- Task directions: Filter the records for lines holding the string "ничего".

[Items from a dataset]
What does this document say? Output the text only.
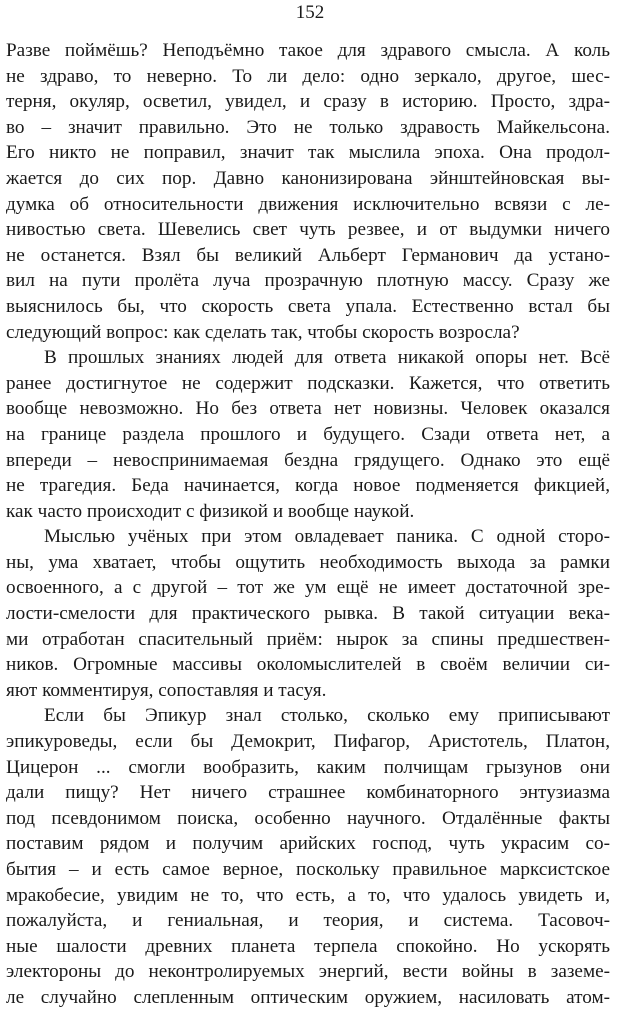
152
Разве поймёшь? Неподъёмно такое для здравого смысла. А коль
не здраво, то неверно. То ли дело: одно зеркало, другое, шес-
терня, окуляр, осветил, увидел, и сразу в историю. Просто, здра-
во – значит правильно. Это не только здравость Майкельсона.
Его никто не поправил, значит так мыслила эпоха. Она продол-
жается до сих пор. Давно канонизирована эйнштейновская вы-
думка об относительности движения исключительно всвязи с ле-
нивостью света. Шевелись свет чуть резвее, и от выдумки ничего
не останется. Взял бы великий Альберт Германович да устано-
вил на пути пролёта луча прозрачную плотную массу. Сразу же
выяснилось бы, что скорость света упала. Естественно встал бы
следующий вопрос: как сделать так, чтобы скорость возросла?
В прошлых знаниях людей для ответа никакой опоры нет. Всё
ранее достигнутое не содержит подсказки. Кажется, что ответить
вообще невозможно. Но без ответа нет новизны. Человек оказался
на границе раздела прошлого и будущего. Сзади ответа нет, а
впереди – невоспринимаемая бездна грядущего. Однако это ещё
не трагедия. Беда начинается, когда новое подменяется фикцией,
как часто происходит с физикой и вообще наукой.
Мыслью учёных при этом овладевает паника. С одной сторо-
ны, ума хватает, чтобы ощутить необходимость выхода за рамки
освоенного, а с другой – тот же ум ещё не имеет достаточной зре-
лости-смелости для практического рывка. В такой ситуации века-
ми отработан спасительный приём: нырок за спины предшествен-
ников. Огромные массивы околомыслителей в своём величии си-
яют комментируя, сопоставляя и тасуя.
Если бы Эпикур знал столько, сколько ему приписывают
эпикуроведы, если бы Демокрит, Пифагор, Аристотель, Платон,
Цицерон ... смогли вообразить, каким полчищам грызунов они
дали пищу? Нет ничего страшнее комбинаторного энтузиазма
под псевдонимом поиска, особенно научного. Отдалённые факты
поставим рядом и получим арийских господ, чуть украсим со-
бытия – и есть самое верное, поскольку правильное марксистское
мракобесие, увидим не то, что есть, а то, что удалось увидеть и,
пожалуйста, и гениальная, и теория, и система. Тасовоч-
ные шалости древних планета терпела спокойно. Но ускорять
электороны до неконтролируемых энергий, вести войны в заземе-
ле случайно слепленным оптическим оружием, насиловать атом-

- Full solution:
нивостью света. Шевелись свет чуть резвее, и от выдумки ничего
дали пищу? Нет ничего страшнее комбинаторного энтузиазма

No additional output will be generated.